> **What the exercise asks**
Your task is to copy every record exactly.
── Data shown
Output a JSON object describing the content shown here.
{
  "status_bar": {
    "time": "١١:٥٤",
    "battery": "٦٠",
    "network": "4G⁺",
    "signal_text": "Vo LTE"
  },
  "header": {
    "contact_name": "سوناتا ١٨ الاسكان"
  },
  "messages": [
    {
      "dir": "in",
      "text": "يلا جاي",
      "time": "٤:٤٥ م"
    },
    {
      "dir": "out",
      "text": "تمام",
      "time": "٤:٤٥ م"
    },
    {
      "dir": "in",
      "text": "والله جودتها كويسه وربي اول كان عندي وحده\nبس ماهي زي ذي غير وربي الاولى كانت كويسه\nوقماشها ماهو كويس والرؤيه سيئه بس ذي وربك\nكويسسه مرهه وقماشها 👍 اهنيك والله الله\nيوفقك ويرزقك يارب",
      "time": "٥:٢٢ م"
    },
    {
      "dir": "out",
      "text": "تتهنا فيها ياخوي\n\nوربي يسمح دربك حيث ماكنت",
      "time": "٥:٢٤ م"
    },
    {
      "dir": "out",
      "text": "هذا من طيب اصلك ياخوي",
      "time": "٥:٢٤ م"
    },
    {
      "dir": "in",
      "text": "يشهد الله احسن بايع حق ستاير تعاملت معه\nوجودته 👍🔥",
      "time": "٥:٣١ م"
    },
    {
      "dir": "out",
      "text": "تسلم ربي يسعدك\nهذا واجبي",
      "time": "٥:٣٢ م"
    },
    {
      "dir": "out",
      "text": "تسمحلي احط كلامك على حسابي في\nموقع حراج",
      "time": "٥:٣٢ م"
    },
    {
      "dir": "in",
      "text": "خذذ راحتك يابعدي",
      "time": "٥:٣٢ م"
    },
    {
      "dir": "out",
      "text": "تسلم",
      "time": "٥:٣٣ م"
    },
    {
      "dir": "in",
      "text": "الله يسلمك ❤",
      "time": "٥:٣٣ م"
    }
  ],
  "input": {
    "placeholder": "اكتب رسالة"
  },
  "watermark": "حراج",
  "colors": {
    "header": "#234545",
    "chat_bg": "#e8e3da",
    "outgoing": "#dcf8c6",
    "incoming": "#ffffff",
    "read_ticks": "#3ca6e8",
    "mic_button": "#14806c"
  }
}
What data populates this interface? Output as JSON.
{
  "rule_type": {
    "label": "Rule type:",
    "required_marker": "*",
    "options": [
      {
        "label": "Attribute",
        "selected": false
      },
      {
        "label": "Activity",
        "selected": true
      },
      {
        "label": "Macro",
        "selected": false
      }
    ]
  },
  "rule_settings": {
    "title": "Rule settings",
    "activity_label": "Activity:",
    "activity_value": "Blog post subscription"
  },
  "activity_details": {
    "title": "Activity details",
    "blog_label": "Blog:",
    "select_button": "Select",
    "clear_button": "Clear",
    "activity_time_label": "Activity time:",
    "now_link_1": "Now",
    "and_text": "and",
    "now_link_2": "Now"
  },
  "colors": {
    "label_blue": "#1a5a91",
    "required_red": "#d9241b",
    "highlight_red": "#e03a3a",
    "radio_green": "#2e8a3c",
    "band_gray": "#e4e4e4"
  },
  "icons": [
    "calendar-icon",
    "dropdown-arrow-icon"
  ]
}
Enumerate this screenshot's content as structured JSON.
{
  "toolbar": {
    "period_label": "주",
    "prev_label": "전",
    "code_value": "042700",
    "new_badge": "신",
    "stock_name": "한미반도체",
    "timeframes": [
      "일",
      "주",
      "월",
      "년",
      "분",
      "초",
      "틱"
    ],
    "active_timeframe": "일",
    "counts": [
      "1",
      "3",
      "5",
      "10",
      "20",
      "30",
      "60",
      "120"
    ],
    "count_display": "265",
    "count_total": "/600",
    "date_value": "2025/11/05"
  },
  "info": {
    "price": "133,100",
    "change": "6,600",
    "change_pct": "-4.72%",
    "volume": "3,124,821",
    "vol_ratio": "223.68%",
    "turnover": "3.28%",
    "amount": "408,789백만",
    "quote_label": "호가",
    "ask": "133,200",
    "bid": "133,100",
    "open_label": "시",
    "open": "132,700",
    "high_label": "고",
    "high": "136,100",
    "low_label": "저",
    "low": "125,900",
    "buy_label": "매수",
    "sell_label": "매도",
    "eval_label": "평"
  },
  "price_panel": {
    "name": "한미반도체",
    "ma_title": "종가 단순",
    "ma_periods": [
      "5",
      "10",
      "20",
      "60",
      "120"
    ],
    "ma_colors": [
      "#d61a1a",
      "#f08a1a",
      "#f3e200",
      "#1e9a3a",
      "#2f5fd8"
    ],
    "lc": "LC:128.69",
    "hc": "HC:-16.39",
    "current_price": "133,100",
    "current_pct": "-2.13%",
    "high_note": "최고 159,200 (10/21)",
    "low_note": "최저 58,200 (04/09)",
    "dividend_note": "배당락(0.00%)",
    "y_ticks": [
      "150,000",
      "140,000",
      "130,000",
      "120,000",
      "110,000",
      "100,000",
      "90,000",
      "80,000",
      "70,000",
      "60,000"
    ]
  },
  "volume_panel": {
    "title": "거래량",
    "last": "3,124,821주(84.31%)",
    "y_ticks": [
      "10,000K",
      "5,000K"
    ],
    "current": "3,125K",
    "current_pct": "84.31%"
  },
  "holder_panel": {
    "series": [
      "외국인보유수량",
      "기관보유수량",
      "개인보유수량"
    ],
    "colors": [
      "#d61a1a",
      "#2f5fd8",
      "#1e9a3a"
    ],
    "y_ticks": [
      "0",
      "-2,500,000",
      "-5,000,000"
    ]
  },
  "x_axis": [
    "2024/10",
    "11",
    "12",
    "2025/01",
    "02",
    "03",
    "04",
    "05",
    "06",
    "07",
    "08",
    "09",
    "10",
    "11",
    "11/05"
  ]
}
────
> **Complete output**
Output a JSON object describing the content shown here.
{
  "status_bar": {
    "time": "١١:٥٤",
    "battery": "٦٠",
    "network": "4G⁺",
    "signal_text": "Vo LTE"
  },
  "header": {
    "contact_name": "سوناتا ١٨ الاسكان"
  },
  "messages": [
    {
      "dir": "in",
      "text": "يلا جاي",
      "time": "٤:٤٥ م"
    },
    {
      "dir": "out",
      "text": "تمام",
      "time": "٤:٤٥ م"
    },
    {
      "dir": "in",
      "text": "والله جودتها كويسه وربي اول كان عندي وحده\nبس ماهي زي ذي غير وربي الاولى كانت كويسه\nوقماشها ماهو كويس والرؤيه سيئه بس ذي وربك\nكويسسه مرهه وقماشها 👍 اهنيك والله الله\nيوفقك ويرزقك يارب",
      "time": "٥:٢٢ م"
    },
    {
      "dir": "out",
      "text": "تتهنا فيها ياخوي\n\nوربي يسمح دربك حيث ماكنت",
      "time": "٥:٢٤ م"
    },
    {
      "dir": "out",
      "text": "هذا من طيب اصلك ياخوي",
      "time": "٥:٢٤ م"
    },
    {
      "dir": "in",
      "text": "يشهد الله احسن بايع حق ستاير تعاملت معه\nوجودته 👍🔥",
      "time": "٥:٣١ م"
    },
    {
      "dir": "out",
      "text": "تسلم ربي يسعدك\nهذا واجبي",
      "time": "٥:٣٢ م"
    },
    {
      "dir": "out",
      "text": "تسمحلي احط كلامك على حسابي في\nموقع حراج",
      "time": "٥:٣٢ م"
    },
    {
      "dir": "in",
      "text": "خذذ راحتك يابعدي",
      "time": "٥:٣٢ م"
    },
    {
      "dir": "out",
      "text": "تسلم",
      "time": "٥:٣٣ م"
    },
    {
      "dir": "in",
      "text": "الله يسلمك ❤",
      "time": "٥:٣٣ م"
    }
  ],
  "input": {
    "placeholder": "اكتب رسالة"
  },
  "watermark": "حراج",
  "colors": {
    "header": "#234545",
    "chat_bg": "#e8e3da",
    "outgoing": "#dcf8c6",
    "incoming": "#ffffff",
    "read_ticks": "#3ca6e8",
    "mic_button": "#14806c"
  }
}
What data populates this interface? Output as JSON.
{
  "rule_type": {
    "label": "Rule type:",
    "required_marker": "*",
    "options": [
      {
        "label": "Attribute",
        "selected": false
      },
      {
        "label": "Activity",
        "selected": true
      },
      {
        "label": "Macro",
        "selected": false
      }
    ]
  },
  "rule_settings": {
    "title": "Rule settings",
    "activity_label": "Activity:",
    "activity_value": "Blog post subscription"
  },
  "activity_details": {
    "title": "Activity details",
    "blog_label": "Blog:",
    "select_button": "Select",
    "clear_button": "Clear",
    "activity_time_label": "Activity time:",
    "now_link_1": "Now",
    "and_text": "and",
    "now_link_2": "Now"
  },
  "colors": {
    "label_blue": "#1a5a91",
    "required_red": "#d9241b",
    "highlight_red": "#e03a3a",
    "radio_green": "#2e8a3c",
    "band_gray": "#e4e4e4"
  },
  "icons": [
    "calendar-icon",
    "dropdown-arrow-icon"
  ]
}
Enumerate this screenshot's content as structured JSON.
{
  "toolbar": {
    "period_label": "주",
    "prev_label": "전",
    "code_value": "042700",
    "new_badge": "신",
    "stock_name": "한미반도체",
    "timeframes": [
      "일",
      "주",
      "월",
      "년",
      "분",
      "초",
      "틱"
    ],
    "active_timeframe": "일",
    "counts": [
      "1",
      "3",
      "5",
      "10",
      "20",
      "30",
      "60",
      "120"
    ],
    "count_display": "265",
    "count_total": "/600",
    "date_value": "2025/11/05"
  },
  "info": {
    "price": "133,100",
    "change": "6,600",
    "change_pct": "-4.72%",
    "volume": "3,124,821",
    "vol_ratio": "223.68%",
    "turnover": "3.28%",
    "amount": "408,789백만",
    "quote_label": "호가",
    "ask": "133,200",
    "bid": "133,100",
    "open_label": "시",
    "open": "132,700",
    "high_label": "고",
    "high": "136,100",
    "low_label": "저",
    "low": "125,900",
    "buy_label": "매수",
    "sell_label": "매도",
    "eval_label": "평"
  },
  "price_panel": {
    "name": "한미반도체",
    "ma_title": "종가 단순",
    "ma_periods": [
      "5",
      "10",
      "20",
      "60",
      "120"
    ],
    "ma_colors": [
      "#d61a1a",
      "#f08a1a",
      "#f3e200",
      "#1e9a3a",
      "#2f5fd8"
    ],
    "lc": "LC:128.69",
    "hc": "HC:-16.39",
    "current_price": "133,100",
    "current_pct": "-2.13%",
    "high_note": "최고 159,200 (10/21)",
    "low_note": "최저 58,200 (04/09)",
    "dividend_note": "배당락(0.00%)",
    "y_ticks": [
      "150,000",
      "140,000",
      "130,000",
      "120,000",
      "110,000",
      "100,000",
      "90,000",
      "80,000",
      "70,000",
      "60,000"
    ]
  },
  "volume_panel": {
    "title": "거래량",
    "last": "3,124,821주(84.31%)",
    "y_ticks": [
      "10,000K",
      "5,000K"
    ],
    "current": "3,125K",
    "current_pct": "84.31%"
  },
  "holder_panel": {
    "series": [
      "외국인보유수량",
      "기관보유수량",
      "개인보유수량"
    ],
    "colors": [
      "#d61a1a",
      "#2f5fd8",
      "#1e9a3a"
    ],
    "y_ticks": [
      "0",
      "-2,500,000",
      "-5,000,000"
    ]
  },
  "x_axis": [
    "2024/10",
    "11",
    "12",
    "2025/01",
    "02",
    "03",
    "04",
    "05",
    "06",
    "07",
    "08",
    "09",
    "10",
    "11",
    "11/05"
  ]
}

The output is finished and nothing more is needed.